#### Supplied passage
The acquisition is a donation by the Archival Master Plate Collection, LLC, through Guy and Nora Barron. Mr. Barron joined the C-Project shortly after it was formed in 1994. Coinciding with the donation to the Getty Museum, the Getty Research Institute will receive part of the C-project archive, including research and correspondence, photographs, digital files, VHS tapes and films, and collages.

The donation includes 89 non-editioned hologram plates viewable with directed laser light or LED light created by the C-project between 1994 and 1999, as well as 16 final editioned holograms created in 2017. The acquisition includes work by all the artists who collaborated on the project: Richard Artschwager (American, 1923–2013), John Baldessari (American, born 1931), Larry Bell (American, born 1939), Ross Bleckner (American, born 1949), Louise Bourgeois (American, born France, 1911–2010), Pol Bury (Belgian, 1922–2005), Chuck Close (American, born 1940), Marisol Escobar (American, 1930–2016), Al Held (American, born 1928), Roy Lichtenstein (American, 1923–1997), Anne McCoy (American, born 1946), Tatsuo Miyajima (Japanese, born 1957), Malcolm Morley (American, born England, 1931), Eric Orr (American, 1939–1998), Larry Rivers (American, 1923–2002), Dorothea Rockburne (Canadian, born 1934), Ed Ruscha (American, born 1937), Robert Ryman (American, 1930–2019), Richard Smith (English, 1931–2016), and James Turrell (American, born 1943).

#### What you have to do
Retype, word for word, the part of the passage on the hologram donation that opens with the words "The acquisition is" and closes with "films, and collages.". The data that comes next is separate from the passage on the hologram donation.

Excerpts from a set of layout annotations

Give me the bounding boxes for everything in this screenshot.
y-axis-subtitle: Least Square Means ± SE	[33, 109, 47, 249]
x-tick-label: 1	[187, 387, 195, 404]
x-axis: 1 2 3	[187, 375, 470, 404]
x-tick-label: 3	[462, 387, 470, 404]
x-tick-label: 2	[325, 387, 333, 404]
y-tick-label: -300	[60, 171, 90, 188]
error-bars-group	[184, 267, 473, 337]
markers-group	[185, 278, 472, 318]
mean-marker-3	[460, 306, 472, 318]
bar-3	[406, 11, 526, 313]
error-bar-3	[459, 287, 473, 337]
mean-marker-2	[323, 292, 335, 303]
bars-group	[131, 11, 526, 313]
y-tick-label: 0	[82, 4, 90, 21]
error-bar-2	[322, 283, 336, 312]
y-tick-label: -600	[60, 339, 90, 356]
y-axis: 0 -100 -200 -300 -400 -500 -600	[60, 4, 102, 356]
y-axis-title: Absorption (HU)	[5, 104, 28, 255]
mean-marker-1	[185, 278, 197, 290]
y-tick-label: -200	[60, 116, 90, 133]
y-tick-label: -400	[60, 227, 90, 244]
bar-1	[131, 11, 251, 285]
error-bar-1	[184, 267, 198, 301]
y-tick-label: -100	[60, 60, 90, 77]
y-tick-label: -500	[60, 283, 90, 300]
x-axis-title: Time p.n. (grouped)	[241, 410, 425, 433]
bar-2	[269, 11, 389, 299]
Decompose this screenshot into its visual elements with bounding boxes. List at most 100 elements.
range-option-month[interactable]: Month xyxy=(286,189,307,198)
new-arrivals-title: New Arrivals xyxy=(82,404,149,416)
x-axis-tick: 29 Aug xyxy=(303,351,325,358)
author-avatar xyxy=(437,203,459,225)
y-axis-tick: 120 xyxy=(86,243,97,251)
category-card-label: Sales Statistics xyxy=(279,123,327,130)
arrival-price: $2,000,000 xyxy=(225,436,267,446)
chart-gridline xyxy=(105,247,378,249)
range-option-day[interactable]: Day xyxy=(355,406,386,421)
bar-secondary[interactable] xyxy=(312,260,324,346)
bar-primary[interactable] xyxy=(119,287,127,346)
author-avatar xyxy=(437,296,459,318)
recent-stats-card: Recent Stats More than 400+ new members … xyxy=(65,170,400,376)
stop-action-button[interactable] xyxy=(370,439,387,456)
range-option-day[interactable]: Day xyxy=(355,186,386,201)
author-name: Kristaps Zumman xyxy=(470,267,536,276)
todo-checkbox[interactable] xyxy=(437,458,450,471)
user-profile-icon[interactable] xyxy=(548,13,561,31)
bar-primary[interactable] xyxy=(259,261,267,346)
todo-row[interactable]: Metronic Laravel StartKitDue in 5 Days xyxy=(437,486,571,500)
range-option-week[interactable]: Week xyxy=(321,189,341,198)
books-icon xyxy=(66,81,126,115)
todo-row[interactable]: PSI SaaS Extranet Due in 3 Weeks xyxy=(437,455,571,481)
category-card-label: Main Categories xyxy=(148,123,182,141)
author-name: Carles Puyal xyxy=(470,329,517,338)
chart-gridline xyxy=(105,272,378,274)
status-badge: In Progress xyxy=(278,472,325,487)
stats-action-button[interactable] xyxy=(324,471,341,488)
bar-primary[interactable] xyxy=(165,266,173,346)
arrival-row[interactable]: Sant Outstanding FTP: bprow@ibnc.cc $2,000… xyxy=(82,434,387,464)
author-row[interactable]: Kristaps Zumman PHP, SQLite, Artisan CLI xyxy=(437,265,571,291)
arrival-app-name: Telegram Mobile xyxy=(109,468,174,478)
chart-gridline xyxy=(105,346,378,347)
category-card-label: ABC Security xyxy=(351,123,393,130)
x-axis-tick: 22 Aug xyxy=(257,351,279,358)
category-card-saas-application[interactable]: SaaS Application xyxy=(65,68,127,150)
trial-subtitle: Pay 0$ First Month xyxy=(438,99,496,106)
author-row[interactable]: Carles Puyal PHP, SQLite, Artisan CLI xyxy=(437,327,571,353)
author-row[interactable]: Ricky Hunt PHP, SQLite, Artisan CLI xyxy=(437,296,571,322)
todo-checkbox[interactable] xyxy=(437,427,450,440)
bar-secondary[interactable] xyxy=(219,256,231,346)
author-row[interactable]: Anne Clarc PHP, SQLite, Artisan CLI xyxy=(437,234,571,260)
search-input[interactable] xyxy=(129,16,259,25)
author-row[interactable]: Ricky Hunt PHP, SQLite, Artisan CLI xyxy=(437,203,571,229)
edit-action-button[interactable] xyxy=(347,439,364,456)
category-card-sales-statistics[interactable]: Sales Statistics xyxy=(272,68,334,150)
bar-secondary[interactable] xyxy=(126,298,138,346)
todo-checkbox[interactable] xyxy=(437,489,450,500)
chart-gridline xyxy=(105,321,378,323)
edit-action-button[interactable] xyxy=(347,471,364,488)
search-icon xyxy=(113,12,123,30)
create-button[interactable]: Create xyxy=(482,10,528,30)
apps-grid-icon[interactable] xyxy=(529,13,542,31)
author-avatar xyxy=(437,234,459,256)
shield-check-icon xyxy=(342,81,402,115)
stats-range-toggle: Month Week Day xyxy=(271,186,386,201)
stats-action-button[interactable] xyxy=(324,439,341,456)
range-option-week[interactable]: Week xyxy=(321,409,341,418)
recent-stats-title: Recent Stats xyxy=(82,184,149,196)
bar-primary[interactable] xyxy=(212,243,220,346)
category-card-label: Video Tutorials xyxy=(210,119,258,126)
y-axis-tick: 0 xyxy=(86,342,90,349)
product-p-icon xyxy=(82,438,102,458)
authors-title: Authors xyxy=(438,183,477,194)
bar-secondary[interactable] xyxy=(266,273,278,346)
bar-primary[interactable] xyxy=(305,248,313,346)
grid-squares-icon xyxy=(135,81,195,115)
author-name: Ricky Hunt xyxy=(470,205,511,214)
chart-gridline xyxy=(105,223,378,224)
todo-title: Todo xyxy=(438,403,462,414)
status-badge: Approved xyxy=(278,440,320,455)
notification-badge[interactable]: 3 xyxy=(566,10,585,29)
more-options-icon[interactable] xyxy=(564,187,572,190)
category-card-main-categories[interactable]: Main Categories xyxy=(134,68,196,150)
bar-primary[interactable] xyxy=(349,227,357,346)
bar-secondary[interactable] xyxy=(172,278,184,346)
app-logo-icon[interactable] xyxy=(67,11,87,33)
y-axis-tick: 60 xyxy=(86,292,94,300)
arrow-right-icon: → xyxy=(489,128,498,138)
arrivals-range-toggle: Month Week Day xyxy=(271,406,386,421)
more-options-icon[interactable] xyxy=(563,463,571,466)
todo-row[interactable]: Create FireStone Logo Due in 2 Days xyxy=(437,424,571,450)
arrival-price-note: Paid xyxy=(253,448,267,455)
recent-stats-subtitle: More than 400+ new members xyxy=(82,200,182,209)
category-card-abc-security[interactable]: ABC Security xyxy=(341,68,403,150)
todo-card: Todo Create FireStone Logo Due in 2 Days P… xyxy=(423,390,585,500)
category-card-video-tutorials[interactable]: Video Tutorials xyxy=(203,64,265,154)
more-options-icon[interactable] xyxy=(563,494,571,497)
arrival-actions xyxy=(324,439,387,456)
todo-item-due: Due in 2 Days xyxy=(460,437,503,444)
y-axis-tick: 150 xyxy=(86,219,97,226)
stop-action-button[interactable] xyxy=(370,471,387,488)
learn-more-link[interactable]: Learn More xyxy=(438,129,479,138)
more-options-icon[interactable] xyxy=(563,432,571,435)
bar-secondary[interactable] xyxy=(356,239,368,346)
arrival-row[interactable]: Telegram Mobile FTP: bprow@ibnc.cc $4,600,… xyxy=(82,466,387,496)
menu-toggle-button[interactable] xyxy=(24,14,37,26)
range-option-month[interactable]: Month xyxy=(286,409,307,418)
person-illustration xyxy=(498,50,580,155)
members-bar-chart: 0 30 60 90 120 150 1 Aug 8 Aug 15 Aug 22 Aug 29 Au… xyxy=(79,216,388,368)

#### Reply to the exercise
The acquisition is a donation by the Archival Master Plate Collection, LLC, through Guy and Nora Barron. Mr. Barron joined the C-Project shortly after it was formed in 1994. Coinciding with the donation to the Getty Museum, the Getty Research Institute will receive part of the C-project archive, including research and correspondence, photographs, digital files, VHS tapes and films, and collages.